> INSTRUCTIONS TO FOLLOW:
Find the word "estados" in the data. Return every line where it appears.

Records:

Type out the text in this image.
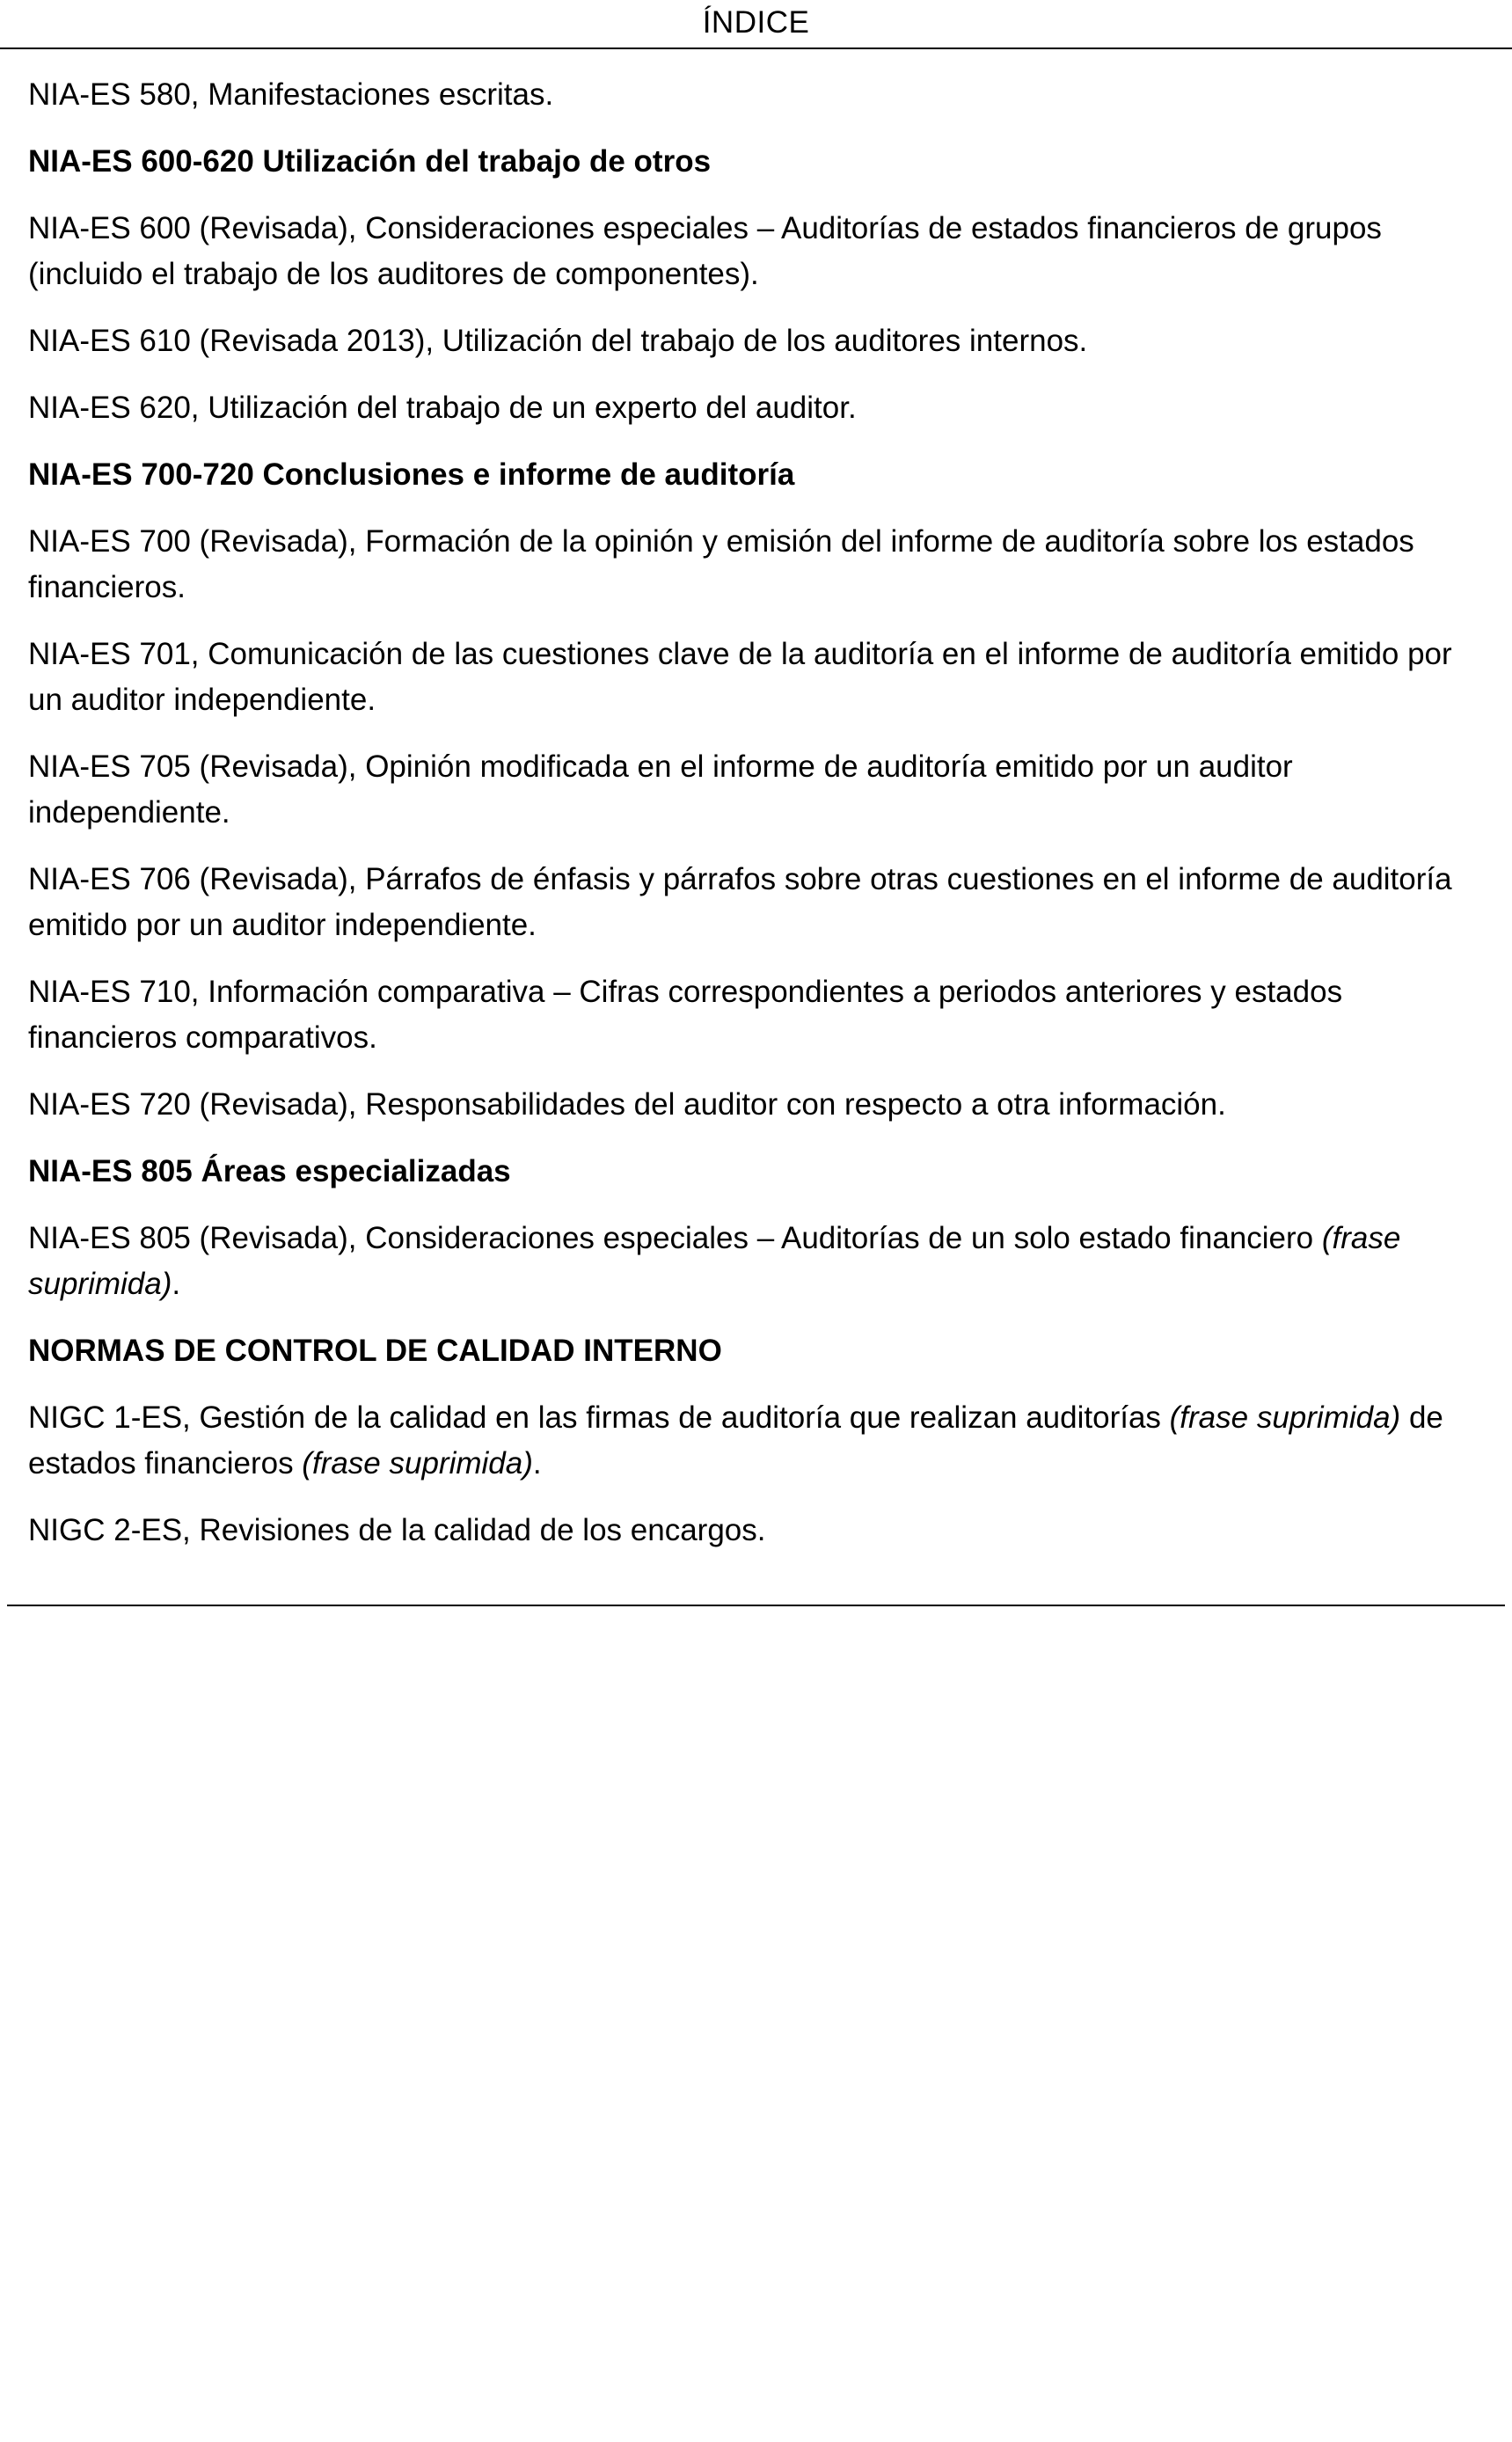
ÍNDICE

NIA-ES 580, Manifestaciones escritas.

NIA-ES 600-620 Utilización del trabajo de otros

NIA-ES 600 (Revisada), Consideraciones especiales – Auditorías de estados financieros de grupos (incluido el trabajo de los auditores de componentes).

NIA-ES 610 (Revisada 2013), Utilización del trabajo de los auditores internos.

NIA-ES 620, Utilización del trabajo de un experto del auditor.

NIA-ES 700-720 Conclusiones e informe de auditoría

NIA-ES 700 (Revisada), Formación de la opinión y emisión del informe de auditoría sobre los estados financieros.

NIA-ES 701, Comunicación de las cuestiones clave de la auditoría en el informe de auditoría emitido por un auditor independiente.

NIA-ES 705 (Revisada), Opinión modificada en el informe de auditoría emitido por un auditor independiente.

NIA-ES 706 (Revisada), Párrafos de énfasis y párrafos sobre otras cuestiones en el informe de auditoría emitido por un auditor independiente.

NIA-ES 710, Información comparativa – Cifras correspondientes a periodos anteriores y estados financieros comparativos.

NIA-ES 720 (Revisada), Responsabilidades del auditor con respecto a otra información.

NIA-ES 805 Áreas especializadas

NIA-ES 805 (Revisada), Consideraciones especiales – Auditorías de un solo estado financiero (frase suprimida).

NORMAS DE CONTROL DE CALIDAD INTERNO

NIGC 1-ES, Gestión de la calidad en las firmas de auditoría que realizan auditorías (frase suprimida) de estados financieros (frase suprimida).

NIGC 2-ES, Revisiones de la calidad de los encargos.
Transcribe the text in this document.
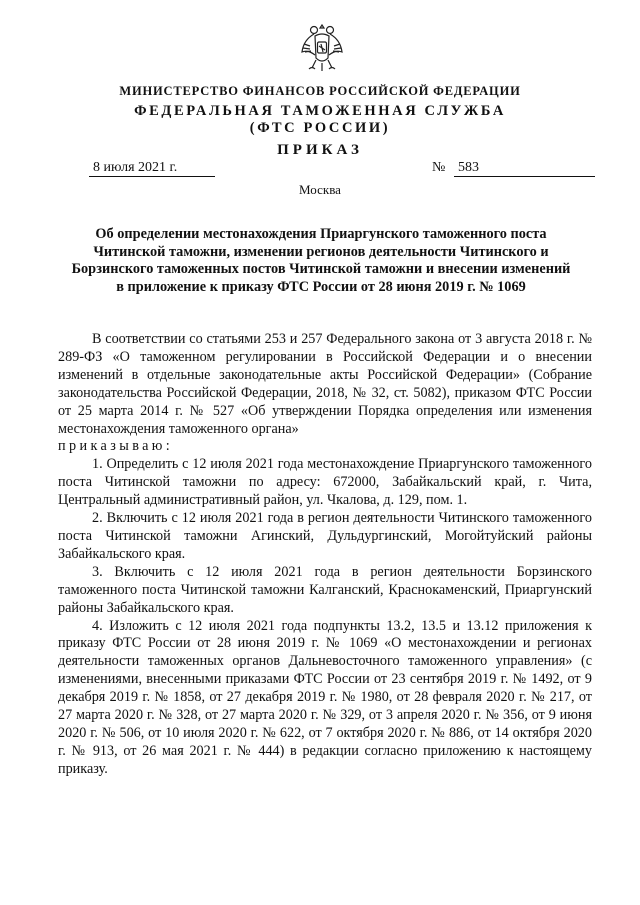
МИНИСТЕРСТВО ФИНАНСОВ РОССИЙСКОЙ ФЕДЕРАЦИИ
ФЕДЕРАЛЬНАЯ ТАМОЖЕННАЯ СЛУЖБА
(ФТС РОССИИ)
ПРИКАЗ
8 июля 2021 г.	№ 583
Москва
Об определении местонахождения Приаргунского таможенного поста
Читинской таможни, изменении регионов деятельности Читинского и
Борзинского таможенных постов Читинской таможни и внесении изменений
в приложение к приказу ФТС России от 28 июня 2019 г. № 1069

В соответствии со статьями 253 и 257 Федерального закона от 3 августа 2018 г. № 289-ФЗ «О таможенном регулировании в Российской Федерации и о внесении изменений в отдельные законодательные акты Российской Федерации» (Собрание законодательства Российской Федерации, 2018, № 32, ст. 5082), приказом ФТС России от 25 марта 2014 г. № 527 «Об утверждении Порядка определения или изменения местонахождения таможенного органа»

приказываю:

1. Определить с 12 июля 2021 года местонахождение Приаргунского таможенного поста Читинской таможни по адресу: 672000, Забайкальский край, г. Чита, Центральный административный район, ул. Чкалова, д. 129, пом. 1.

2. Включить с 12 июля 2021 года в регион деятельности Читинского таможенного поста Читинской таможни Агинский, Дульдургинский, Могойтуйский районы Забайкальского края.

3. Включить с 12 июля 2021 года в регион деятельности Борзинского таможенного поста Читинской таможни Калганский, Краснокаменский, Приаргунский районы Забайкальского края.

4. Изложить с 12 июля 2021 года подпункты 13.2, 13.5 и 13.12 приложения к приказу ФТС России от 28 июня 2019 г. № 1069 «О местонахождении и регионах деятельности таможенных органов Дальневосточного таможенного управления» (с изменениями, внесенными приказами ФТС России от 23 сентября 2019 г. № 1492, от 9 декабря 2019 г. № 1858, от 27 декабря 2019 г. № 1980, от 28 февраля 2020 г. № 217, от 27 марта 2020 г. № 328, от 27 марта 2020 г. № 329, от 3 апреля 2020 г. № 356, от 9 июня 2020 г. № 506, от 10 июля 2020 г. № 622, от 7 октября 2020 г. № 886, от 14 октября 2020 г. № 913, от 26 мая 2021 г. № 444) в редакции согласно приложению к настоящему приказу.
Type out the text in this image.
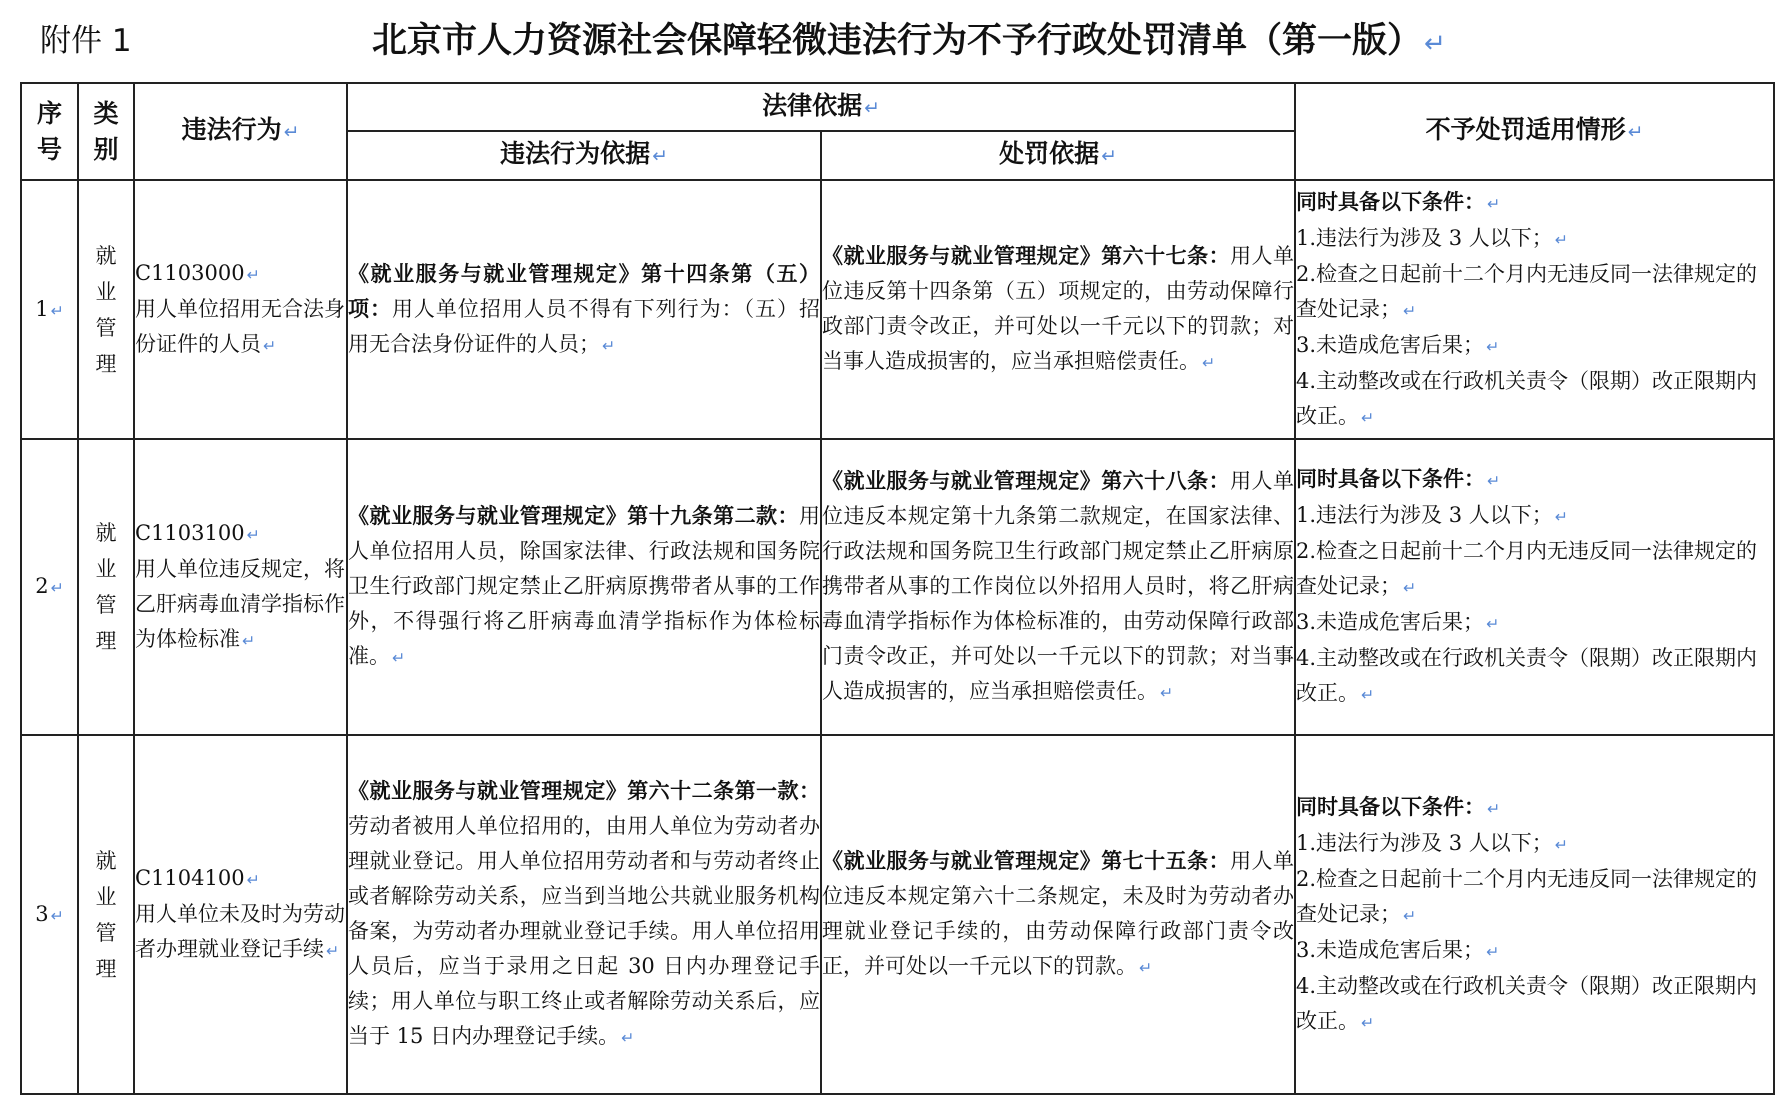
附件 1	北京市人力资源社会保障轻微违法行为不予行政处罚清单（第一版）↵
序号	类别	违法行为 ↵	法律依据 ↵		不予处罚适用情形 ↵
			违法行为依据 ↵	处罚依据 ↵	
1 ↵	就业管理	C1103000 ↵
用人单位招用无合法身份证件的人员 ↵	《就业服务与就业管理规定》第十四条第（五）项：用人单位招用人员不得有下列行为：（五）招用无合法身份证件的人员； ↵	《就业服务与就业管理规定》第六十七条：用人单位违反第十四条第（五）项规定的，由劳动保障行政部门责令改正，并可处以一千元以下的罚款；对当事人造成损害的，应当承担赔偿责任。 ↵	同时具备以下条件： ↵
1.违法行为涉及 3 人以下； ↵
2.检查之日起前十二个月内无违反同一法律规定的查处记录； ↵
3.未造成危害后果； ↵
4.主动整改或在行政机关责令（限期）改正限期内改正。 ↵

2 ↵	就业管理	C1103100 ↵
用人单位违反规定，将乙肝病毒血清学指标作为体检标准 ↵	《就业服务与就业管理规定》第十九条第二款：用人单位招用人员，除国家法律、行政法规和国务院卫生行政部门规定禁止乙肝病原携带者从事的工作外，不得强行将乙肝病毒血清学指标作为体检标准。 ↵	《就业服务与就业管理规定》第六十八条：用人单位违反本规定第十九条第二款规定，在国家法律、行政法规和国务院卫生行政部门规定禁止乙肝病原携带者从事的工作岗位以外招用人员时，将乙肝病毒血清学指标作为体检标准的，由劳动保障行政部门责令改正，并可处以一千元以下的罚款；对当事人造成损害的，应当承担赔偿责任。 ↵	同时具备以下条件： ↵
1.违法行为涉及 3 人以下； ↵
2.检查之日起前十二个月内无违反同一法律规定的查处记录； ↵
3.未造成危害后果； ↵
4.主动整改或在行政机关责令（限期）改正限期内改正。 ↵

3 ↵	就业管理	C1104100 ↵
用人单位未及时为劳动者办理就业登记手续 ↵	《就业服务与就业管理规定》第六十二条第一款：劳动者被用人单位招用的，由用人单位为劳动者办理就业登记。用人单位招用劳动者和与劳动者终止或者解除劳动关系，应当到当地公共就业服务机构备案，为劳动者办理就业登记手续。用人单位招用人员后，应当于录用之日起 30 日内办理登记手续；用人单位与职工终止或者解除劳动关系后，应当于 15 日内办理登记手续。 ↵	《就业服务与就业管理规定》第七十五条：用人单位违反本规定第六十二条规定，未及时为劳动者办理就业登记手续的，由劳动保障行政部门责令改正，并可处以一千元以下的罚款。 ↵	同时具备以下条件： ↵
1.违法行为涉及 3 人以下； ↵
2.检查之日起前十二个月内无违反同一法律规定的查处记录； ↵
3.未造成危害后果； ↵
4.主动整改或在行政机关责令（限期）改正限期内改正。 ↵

> RESULT OF THE TASK:
NIA-ES 600 (Revisada), Consideraciones especiales – Auditorías de estados financieros de grupos (incluido el trabajo de los auditores de componentes).
NIA-ES 700 (Revisada), Formación de la opinión y emisión del informe de auditoría sobre los estados financieros.
NIA-ES 710, Información comparativa – Cifras correspondientes a periodos anteriores y estados financieros comparativos.
NIGC 1-ES, Gestión de la calidad en las firmas de auditoría que realizan auditorías (frase suprimida) de estados financieros (frase suprimida).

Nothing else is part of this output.